[START Source]

Traditionally, it was assumed that corporations aligned with conservative political causes, as in the days when Harvey Milk organized with labor leaders in California to boycott Coors Beer based on its anti-immigrant, union-busting practices. As part of the company’s anti-union efforts, Coors fired LGBT workers from its production plant in Colorado. Banners condemning Coors became a staple of Pride parades. A memorable slogan read: “Fight the Ultra Right, Boycott Coors.” Even as late as 2002, most American workplaces scored poorly when it came to their acceptance of LGBT rights. That year marked the introduction of the Human Rights Campaign’s Corporate Equality Index, in which just 13 corporations boasted perfect marks. Now that figure is up to 367.

As business boycotts push states like North Carolina to the left on LGBT rights, corporate America is becoming an increasingly crucial ally in the fight for equality. That development, advocates say, is both positive and negative. The extraordinary benefits to states fighting legislation targeting the community speaks for itself. But in a post-Citizens United America, when corporations already have inordinate influence in the national arena, does giving more political weight to businesses serve the long-term good of voters? If Mitt Romney famously argued that corporations are people, some say that the real issue is that they’re much more powerful than the people—because their voices are actually heard. Meanwhile, the real work that’s being done too often gets ignored.

Matt Hirschy is at the front lines of the business boycott in North Carolina. Hirschy, 26, works as the director of business engagement and programs for Equality North Carolina, the local LGBT non-profit working to organize the corporate response on the ground (along with the state’s Human Rights Campaign). Hirschy explained that the backlash from the business community serves an important purpose, because it helps drive attention to the cause. “It gets people’s attention and it gets them focused on the conversation in a way we haven’t been able to do in the past 20 years,” Hirschy says. “Money talks. This isn’t a game people are playing. The livelihoods of North Carolinians are on the line.”

Hirschy further argued that the current climate may prove a crucial tipping point in the LGBT movement: It’s not just corporations but also CEOs themselves who are willing to stand up and fight for equality. In a Washington Post op-ed published in 2015, Apple chief Tim Cook argued that “discrimination, in all its forms, is bad for business.” The openly gay executive further pledged to use his position to fight anti-LGBT legislation. Salesforce CEO Marc Benioff has been equally vocal in his opposition to bills like HB 2 and HB 1523. “We’re at a pivotal moment in terms of… corporate engagement for social good,” Hirschy said. “These companies are serious about their values and are willing to stand up for their employees.”

[END Source]
[START Data rows]

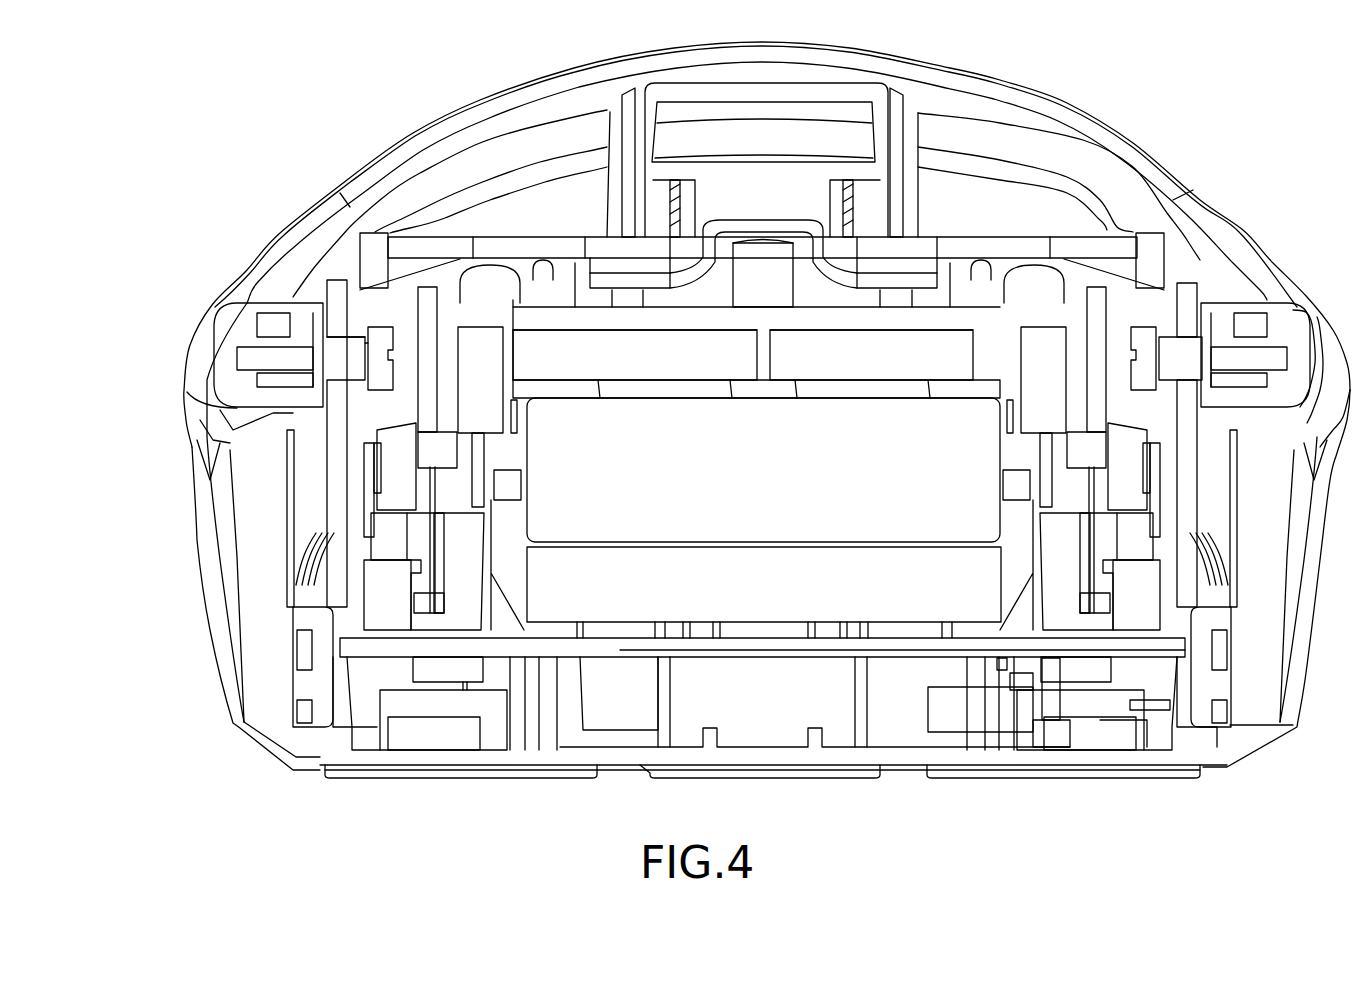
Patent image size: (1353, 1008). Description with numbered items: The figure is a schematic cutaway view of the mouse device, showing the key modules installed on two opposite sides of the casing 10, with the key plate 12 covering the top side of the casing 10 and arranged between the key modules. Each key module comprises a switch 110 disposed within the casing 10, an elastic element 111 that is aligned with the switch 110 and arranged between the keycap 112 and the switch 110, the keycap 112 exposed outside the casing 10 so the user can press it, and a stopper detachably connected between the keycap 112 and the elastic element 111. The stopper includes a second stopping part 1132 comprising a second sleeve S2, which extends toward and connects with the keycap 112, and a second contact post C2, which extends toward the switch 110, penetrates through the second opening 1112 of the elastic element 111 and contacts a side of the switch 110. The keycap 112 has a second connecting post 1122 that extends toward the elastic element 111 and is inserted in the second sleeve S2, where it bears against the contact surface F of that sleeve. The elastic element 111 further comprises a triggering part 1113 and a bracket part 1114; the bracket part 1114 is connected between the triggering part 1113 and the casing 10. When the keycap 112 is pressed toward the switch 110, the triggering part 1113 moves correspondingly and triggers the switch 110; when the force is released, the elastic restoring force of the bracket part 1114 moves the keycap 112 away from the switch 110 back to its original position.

The casing 10 is at (987, 90).
The key plate 12 is at (1188, 185).
The switch 110 is at (407, 345).
The elastic element 111 is at (202, 486).
The second opening 1112 is at (344, 380).
The triggering part 1113 is at (338, 305).
The bracket part 1114 is at (303, 584).
The keycap 112 is at (195, 403).
The second connecting post 1122 is at (277, 370).
The second stopping part 1132 is at (249, 241).
The second contact post C2 is at (355, 378).
The second sleeve S2 is at (308, 347).
The contact surface F is at (312, 350).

[END Data rows]

§ Jobs
- a) Answer these questions about the article on corporate support for LGBT rights, one answer per line, marked (i), (ii), (iii):
(i) How many corporations received perfect marks when the Corporate Equality Index was introduced?
(ii) What position does Matt Hirschy hold at Equality North Carolina?
(iii) In which publication did Tim Cook's 2015 op-ed appear?
- b) Transcribe the rows word for word, starting at the beginning of the rows and ending at the line that contains "The triggering part 1113 is at (338, 305).", with both ends included. Leave the pictures out.

§ Answers to the exercises
- a)
(i) 13
(ii) Director of business engagement and programs
(iii) The Washington Post

- b)
Patent image size: (1353, 1008). Description with numbered items: The figure is a schematic cutaway view of the mouse device, showing the key modules installed on two opposite sides of the casing 10, with the key plate 12 covering the top side of the casing 10 and arranged between the key modules. Each key module comprises a switch 110 disposed within the casing 10, an elastic element 111 that is aligned with the switch 110 and arranged between the keycap 112 and the switch 110, the keycap 112 exposed outside the casing 10 so the user can press it, and a stopper detachably connected between the keycap 112 and the elastic element 111. The stopper includes a second stopping part 1132 comprising a second sleeve S2, which extends toward and connects with the keycap 112, and a second contact post C2, which extends toward the switch 110, penetrates through the second opening 1112 of the elastic element 111 and contacts a side of the switch 110. The keycap 112 has a second connecting post 1122 that extends toward the elastic element 111 and is inserted in the second sleeve S2, where it bears against the contact surface F of that sleeve. The elastic element 111 further comprises a triggering part 1113 and a bracket part 1114; the bracket part 1114 is connected between the triggering part 1113 and the casing 10. When the keycap 112 is pressed toward the switch 110, the triggering part 1113 moves correspondingly and triggers the switch 110; when the force is released, the elastic restoring force of the bracket part 1114 moves the keycap 112 away from the switch 110 back to its original position.

The casing 10 is at (987, 90).
The key plate 12 is at (1188, 185).
The switch 110 is at (407, 345).
The elastic element 111 is at (202, 486).
The second opening 1112 is at (344, 380).
The triggering part 1113 is at (338, 305).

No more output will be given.